# WHAT YOU HAVE TO DO
Track down each line that has the word "Medina" and copy it.

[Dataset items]
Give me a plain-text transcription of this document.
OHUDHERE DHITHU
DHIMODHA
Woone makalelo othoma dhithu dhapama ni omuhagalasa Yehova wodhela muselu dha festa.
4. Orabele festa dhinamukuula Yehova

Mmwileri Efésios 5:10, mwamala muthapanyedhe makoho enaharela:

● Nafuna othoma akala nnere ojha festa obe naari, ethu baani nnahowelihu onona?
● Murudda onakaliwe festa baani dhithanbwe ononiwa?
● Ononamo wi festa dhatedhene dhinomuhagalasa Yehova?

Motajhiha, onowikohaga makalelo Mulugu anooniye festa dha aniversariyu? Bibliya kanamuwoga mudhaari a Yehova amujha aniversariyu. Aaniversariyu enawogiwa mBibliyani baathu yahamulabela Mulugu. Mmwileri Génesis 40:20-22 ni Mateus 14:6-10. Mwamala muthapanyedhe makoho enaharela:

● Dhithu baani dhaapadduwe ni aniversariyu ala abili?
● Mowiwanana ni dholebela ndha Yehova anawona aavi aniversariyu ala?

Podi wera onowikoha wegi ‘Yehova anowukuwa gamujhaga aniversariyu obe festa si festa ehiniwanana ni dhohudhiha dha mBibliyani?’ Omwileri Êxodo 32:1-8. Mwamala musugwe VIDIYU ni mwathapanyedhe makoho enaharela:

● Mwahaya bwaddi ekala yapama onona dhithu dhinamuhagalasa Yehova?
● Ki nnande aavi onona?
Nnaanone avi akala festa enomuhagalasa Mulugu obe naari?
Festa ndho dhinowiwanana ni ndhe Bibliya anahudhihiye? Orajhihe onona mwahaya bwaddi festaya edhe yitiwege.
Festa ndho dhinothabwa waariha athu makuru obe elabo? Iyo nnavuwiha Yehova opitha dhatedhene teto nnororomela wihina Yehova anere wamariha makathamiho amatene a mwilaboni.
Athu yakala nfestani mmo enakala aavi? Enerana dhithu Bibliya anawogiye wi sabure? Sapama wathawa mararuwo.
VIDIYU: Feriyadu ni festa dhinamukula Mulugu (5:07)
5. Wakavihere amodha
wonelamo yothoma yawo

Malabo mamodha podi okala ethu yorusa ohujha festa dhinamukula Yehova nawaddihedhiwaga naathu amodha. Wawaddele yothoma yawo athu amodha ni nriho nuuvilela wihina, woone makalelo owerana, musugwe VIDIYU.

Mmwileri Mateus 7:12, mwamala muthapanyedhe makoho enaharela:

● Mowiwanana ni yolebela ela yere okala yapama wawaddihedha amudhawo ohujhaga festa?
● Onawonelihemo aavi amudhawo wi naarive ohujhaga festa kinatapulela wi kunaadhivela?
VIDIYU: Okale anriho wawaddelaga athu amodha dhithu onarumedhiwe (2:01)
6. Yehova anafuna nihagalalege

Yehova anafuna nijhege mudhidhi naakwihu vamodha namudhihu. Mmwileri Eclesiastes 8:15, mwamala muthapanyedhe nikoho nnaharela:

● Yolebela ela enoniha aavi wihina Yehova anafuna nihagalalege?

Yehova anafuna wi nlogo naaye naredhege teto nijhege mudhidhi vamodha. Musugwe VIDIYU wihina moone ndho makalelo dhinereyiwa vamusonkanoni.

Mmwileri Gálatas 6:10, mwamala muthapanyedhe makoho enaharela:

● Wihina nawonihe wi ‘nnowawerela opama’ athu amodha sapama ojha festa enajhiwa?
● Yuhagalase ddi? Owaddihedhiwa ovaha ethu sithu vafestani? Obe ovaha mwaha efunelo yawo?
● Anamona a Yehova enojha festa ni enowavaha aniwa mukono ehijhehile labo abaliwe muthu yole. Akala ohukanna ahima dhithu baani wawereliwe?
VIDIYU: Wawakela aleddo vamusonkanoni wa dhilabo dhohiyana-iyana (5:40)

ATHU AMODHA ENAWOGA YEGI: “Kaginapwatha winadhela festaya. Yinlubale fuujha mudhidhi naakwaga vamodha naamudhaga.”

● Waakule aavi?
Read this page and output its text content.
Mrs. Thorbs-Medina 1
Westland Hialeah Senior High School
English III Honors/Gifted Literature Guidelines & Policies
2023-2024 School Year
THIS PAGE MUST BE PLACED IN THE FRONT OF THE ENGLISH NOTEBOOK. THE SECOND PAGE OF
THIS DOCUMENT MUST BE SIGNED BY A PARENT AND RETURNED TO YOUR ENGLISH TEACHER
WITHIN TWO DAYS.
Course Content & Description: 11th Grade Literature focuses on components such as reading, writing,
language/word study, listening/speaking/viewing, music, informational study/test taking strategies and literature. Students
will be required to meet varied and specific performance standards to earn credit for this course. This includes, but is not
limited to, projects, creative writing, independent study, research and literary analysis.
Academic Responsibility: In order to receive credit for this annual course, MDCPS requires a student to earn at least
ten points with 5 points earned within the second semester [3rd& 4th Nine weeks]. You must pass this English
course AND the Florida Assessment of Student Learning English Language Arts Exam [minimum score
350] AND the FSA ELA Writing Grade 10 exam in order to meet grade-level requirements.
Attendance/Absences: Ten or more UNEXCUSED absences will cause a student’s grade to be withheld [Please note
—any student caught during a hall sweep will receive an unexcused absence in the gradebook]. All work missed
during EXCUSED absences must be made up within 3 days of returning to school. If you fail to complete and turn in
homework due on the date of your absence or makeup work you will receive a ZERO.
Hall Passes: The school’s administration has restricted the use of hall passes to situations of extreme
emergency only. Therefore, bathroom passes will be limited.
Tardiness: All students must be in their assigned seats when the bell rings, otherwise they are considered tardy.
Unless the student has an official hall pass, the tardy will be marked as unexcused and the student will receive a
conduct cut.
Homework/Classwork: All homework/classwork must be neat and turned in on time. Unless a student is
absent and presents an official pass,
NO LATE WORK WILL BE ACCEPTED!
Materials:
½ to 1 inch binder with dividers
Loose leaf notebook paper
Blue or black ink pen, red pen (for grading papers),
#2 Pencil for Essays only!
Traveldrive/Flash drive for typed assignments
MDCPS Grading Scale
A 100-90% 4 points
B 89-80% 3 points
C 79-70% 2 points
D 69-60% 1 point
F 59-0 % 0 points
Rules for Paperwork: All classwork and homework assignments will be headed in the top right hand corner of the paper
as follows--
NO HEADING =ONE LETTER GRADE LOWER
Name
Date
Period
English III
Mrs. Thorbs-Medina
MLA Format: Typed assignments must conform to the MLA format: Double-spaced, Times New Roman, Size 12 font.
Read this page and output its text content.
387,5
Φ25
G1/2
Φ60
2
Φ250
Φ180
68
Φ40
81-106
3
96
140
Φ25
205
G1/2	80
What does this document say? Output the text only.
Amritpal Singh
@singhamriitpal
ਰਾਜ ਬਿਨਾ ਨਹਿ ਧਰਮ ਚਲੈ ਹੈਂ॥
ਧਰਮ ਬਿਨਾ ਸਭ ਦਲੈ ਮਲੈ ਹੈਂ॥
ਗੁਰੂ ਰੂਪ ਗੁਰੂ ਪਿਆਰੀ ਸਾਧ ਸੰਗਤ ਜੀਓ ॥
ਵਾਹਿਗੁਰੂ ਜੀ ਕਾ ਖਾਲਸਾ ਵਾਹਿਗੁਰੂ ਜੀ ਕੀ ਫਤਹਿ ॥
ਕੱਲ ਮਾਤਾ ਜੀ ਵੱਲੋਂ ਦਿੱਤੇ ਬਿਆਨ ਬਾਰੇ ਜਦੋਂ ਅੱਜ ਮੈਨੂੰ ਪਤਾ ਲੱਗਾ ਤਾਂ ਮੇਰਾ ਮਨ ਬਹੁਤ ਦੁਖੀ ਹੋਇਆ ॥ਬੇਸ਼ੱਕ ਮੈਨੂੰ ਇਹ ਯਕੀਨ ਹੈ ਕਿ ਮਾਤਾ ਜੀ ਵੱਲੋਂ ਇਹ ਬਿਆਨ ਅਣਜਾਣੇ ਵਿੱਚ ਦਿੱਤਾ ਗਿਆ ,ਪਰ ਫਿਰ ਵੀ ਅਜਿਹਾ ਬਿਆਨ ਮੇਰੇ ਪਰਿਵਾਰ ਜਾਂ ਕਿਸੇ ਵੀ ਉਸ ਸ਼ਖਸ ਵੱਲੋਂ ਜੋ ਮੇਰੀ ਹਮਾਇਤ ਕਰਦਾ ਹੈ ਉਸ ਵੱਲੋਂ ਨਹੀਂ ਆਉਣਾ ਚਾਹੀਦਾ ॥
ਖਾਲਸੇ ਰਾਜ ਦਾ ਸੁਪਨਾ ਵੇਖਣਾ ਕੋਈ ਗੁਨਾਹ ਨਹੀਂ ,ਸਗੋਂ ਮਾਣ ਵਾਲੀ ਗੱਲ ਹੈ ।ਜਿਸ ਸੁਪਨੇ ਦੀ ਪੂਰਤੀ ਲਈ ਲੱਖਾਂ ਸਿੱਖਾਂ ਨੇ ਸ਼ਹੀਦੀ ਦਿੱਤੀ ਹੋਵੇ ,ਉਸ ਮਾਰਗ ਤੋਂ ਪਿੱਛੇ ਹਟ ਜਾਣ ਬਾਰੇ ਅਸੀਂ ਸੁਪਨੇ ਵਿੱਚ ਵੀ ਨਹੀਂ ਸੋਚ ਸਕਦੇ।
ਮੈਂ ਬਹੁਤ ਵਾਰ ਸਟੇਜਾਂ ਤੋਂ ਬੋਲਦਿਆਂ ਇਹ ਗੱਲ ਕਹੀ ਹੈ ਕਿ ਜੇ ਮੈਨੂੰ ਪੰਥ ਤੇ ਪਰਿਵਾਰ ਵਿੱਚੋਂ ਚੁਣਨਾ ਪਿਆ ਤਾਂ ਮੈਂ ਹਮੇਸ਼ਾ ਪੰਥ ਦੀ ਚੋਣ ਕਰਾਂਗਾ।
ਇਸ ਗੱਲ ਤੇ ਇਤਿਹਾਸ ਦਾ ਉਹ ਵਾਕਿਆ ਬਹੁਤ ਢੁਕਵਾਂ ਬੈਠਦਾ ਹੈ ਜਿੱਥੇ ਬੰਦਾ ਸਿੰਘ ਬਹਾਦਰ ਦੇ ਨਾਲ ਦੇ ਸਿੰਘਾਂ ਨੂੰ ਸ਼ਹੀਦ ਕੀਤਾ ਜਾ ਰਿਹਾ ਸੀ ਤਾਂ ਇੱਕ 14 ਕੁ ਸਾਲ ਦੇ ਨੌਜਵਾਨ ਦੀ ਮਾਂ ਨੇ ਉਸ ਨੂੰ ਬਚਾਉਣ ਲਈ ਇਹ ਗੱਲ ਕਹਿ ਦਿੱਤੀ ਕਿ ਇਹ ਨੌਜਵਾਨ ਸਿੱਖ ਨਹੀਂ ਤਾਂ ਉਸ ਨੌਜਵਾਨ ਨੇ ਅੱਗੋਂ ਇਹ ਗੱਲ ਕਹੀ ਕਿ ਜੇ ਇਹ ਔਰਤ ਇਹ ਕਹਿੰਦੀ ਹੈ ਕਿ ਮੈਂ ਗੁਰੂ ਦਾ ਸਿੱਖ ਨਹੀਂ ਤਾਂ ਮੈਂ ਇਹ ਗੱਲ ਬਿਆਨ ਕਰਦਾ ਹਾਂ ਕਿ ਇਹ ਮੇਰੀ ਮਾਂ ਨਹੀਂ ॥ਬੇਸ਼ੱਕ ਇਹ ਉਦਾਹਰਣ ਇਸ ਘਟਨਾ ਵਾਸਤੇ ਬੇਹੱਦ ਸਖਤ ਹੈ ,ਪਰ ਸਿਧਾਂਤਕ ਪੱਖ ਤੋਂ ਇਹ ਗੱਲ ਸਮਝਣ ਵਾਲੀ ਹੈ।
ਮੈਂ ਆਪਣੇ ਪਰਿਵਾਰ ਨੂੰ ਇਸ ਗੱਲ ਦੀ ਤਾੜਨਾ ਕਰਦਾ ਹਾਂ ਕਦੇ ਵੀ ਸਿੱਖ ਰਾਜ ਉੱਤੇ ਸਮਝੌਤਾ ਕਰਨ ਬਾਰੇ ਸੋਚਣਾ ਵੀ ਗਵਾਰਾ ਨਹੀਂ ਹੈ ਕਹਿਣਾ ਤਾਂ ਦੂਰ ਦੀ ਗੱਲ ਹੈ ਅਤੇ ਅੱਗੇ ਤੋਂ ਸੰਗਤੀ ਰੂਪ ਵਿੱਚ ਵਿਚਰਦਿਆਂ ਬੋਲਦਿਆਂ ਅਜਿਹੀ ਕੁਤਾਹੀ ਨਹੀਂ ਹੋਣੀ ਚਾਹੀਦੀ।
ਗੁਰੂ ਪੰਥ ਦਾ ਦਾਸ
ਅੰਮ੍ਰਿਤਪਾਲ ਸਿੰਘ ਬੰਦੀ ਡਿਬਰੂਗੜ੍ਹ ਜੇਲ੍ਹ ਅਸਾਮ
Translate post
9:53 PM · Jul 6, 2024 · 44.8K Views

# FINISHED EXERCISE
Mrs. Thorbs-Medina 1
Mrs. Thorbs-Medina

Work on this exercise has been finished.